## BEGIN
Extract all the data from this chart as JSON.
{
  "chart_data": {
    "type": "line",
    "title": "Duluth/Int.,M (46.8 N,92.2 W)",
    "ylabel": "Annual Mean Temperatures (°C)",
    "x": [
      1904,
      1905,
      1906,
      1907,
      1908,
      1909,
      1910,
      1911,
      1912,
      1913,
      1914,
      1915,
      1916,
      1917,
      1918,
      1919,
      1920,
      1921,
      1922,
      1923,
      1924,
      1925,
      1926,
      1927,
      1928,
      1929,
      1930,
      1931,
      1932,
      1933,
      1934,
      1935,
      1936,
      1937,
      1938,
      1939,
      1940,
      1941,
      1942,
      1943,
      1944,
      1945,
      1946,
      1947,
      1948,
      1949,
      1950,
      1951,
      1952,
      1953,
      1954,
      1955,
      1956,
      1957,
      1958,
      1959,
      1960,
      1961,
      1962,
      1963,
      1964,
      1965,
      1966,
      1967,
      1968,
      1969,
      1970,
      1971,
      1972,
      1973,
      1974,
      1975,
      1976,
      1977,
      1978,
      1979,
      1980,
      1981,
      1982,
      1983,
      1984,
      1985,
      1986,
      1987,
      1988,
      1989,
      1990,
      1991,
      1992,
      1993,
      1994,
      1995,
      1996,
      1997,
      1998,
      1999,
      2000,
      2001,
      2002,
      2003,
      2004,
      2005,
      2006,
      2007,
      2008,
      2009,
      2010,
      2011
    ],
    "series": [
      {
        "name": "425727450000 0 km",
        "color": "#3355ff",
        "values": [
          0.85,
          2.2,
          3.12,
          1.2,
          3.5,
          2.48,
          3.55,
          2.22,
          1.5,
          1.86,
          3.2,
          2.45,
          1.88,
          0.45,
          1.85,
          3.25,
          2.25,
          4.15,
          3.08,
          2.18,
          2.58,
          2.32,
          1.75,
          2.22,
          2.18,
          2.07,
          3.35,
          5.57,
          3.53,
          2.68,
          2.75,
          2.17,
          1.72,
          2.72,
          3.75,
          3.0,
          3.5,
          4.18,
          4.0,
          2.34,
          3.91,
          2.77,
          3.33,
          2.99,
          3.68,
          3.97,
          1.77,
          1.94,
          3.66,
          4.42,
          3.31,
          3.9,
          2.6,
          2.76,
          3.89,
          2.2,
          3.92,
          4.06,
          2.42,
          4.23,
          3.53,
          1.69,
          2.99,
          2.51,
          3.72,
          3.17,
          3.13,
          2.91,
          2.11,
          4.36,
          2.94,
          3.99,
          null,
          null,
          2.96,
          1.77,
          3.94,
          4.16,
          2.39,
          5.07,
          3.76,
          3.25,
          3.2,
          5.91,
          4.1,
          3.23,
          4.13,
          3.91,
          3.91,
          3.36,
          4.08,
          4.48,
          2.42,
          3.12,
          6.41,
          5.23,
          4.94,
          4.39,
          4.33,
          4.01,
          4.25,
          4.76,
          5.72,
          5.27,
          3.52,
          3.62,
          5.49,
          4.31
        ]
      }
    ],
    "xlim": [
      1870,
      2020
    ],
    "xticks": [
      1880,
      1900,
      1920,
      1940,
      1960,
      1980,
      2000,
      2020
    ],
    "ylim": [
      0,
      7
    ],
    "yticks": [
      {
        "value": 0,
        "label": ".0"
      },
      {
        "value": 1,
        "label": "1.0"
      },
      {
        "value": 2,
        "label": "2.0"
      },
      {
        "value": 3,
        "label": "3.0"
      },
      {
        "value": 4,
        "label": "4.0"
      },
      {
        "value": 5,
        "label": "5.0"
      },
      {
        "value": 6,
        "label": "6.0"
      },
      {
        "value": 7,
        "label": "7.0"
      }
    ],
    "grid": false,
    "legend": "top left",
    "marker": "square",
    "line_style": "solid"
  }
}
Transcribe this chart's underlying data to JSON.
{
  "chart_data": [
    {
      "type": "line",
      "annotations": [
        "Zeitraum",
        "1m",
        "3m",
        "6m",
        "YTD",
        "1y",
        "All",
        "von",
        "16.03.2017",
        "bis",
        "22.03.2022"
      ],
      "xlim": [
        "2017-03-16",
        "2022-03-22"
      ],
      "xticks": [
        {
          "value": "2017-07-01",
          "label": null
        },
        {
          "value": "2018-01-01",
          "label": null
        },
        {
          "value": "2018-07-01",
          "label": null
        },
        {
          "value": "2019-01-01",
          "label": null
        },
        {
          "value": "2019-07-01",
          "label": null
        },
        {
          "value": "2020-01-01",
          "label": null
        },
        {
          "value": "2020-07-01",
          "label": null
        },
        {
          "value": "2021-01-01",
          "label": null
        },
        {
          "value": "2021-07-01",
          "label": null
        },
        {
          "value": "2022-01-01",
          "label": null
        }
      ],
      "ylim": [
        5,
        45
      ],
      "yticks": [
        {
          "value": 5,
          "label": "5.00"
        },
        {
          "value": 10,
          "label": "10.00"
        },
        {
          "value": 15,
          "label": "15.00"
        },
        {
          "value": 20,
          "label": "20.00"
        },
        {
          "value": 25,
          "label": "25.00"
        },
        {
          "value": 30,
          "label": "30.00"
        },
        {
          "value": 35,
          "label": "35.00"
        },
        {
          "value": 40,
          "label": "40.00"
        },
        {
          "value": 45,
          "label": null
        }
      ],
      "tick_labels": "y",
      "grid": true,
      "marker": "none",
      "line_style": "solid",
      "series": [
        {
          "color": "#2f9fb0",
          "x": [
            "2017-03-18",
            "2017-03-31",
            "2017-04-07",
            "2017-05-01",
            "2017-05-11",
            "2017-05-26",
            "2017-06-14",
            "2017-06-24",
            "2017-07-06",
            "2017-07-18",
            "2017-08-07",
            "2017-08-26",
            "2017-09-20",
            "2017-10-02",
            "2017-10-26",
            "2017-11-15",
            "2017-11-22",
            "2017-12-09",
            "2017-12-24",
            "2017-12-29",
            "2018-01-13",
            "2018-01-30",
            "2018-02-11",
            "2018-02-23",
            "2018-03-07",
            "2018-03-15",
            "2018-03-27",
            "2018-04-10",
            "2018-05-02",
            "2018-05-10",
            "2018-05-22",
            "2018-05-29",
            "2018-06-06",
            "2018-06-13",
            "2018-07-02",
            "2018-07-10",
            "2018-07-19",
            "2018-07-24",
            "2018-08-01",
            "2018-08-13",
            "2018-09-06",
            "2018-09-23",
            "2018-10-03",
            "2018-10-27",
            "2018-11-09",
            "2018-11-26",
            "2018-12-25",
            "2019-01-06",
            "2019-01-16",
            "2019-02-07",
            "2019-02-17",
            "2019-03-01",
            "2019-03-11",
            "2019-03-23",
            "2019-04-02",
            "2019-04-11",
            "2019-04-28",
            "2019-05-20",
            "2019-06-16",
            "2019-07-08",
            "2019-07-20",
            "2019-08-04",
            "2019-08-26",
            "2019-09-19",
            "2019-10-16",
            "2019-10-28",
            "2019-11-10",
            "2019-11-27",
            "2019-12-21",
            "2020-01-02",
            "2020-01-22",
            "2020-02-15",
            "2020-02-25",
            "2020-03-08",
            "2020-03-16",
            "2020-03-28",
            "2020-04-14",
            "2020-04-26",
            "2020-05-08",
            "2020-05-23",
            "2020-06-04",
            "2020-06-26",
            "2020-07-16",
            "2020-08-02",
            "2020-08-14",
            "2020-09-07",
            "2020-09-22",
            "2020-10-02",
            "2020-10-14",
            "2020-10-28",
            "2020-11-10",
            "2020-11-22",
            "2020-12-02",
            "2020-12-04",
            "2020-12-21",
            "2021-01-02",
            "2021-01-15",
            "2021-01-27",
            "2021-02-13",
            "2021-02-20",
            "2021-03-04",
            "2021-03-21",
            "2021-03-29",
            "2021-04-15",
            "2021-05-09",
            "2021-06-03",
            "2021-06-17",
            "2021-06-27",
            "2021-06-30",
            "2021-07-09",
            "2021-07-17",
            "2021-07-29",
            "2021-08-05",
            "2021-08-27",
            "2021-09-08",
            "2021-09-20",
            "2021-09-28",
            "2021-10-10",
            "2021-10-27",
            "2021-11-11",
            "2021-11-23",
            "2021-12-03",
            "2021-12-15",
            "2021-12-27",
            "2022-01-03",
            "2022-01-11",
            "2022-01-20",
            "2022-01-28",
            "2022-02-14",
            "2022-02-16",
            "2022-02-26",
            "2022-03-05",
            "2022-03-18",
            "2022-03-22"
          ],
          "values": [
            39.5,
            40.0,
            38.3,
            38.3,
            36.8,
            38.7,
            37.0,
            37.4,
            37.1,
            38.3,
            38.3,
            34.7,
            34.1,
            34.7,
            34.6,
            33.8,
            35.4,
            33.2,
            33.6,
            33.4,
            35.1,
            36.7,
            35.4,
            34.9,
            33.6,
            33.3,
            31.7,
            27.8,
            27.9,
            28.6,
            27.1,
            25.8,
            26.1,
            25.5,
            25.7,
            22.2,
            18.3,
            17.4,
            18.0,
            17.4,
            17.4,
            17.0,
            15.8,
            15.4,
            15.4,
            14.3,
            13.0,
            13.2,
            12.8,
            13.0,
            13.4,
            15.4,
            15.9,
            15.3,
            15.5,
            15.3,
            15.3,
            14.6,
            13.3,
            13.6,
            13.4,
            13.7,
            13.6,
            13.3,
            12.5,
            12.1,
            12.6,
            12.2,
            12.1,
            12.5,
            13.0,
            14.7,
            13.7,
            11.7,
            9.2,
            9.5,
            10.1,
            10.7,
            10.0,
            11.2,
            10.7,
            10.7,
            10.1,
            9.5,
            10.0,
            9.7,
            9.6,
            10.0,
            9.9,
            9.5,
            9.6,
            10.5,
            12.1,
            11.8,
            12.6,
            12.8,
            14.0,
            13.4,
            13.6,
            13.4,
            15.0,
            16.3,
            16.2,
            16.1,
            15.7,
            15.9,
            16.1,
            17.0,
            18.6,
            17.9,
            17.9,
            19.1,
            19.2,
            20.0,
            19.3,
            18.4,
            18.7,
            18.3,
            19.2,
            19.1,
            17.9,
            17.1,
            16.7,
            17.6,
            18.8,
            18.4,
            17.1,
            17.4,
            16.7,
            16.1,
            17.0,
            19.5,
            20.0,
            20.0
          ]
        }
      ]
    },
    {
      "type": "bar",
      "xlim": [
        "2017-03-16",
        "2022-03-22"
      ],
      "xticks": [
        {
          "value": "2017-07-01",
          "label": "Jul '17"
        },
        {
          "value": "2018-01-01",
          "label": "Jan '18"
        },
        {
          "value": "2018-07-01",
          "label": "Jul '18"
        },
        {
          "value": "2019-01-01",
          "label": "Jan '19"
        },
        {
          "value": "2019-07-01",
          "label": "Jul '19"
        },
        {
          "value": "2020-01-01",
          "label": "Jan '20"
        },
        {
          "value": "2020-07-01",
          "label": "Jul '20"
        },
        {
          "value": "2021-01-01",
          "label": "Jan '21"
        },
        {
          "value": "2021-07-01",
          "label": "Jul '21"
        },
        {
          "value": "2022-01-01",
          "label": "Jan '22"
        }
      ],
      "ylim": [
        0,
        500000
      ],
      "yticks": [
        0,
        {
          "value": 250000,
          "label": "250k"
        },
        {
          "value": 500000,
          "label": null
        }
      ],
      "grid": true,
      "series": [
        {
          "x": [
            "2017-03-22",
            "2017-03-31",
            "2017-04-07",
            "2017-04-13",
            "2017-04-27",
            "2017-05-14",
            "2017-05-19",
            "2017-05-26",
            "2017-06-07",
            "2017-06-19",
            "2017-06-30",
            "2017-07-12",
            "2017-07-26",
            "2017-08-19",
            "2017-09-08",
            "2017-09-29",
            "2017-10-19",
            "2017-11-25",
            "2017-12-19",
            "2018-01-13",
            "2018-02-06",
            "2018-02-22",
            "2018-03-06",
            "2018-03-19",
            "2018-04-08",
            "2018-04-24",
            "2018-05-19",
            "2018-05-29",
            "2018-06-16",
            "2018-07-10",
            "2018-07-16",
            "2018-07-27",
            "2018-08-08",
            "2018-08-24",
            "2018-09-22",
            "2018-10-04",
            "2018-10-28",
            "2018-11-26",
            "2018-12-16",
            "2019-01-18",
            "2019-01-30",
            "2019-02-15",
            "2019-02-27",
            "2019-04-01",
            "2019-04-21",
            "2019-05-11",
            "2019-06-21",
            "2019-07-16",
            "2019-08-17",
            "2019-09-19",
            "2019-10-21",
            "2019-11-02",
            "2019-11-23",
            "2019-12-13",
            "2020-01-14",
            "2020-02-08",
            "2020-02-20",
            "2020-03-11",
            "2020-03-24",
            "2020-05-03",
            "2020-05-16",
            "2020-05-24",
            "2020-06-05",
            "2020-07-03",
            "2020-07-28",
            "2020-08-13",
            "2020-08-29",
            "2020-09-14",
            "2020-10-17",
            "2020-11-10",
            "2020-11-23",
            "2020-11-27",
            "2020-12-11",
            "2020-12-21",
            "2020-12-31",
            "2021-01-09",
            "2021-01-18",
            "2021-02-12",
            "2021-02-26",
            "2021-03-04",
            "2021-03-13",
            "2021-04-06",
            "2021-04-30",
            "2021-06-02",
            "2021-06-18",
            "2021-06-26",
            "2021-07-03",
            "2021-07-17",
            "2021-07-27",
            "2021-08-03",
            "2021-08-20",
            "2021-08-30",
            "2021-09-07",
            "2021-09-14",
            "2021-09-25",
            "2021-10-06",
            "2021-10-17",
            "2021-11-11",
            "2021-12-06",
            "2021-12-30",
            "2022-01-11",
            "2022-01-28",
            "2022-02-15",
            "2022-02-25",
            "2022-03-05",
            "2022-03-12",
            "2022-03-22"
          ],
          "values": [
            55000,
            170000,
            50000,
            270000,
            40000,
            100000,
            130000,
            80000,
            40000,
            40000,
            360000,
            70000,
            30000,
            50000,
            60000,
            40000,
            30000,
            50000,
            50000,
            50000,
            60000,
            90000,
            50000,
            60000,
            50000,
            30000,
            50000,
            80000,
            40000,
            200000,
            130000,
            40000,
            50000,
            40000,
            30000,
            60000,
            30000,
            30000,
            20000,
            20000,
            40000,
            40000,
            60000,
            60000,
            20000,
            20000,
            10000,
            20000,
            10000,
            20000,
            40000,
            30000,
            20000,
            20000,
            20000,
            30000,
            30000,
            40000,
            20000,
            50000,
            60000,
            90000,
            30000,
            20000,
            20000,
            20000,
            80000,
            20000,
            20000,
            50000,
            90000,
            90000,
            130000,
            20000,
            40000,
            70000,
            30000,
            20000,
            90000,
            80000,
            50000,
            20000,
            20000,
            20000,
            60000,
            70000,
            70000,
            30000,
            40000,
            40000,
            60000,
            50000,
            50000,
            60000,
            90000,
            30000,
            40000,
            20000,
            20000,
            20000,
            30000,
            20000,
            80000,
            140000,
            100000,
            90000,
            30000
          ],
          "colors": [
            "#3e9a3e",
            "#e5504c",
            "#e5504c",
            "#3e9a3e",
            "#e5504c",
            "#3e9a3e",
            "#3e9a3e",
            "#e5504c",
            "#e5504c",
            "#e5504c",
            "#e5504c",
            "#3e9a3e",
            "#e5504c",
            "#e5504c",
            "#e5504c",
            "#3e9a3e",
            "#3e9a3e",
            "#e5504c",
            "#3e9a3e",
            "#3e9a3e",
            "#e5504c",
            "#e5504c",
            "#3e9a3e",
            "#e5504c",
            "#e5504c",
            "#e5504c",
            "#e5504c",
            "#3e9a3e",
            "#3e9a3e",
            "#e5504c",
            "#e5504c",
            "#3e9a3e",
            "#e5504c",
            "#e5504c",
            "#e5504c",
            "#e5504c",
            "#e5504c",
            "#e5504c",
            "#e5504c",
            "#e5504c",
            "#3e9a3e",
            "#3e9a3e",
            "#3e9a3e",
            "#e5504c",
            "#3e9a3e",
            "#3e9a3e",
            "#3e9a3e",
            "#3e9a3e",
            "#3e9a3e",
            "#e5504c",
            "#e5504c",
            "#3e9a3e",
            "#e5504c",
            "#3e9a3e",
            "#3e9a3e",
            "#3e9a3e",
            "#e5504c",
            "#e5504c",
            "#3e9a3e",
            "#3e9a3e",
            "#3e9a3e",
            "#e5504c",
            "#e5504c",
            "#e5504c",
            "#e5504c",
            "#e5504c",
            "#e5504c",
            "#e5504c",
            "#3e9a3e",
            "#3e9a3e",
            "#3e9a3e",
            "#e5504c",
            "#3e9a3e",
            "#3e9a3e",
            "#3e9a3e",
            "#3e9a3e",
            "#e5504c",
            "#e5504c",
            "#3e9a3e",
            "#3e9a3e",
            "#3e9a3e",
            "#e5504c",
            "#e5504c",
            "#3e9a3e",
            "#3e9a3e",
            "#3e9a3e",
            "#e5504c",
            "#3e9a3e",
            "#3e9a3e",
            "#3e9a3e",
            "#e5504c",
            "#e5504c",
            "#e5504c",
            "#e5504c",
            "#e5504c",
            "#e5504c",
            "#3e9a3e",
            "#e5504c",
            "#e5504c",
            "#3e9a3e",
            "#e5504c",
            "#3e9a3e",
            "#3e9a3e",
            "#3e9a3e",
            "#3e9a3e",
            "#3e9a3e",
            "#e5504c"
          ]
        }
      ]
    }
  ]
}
## END
**TASK OBJECTIVE**: Copy, from the material above, each line in which the string "JSON" occurs.

**RESULT BELOW**:
Extract all the data from this chart as JSON.
Transcribe this chart's underlying data to JSON.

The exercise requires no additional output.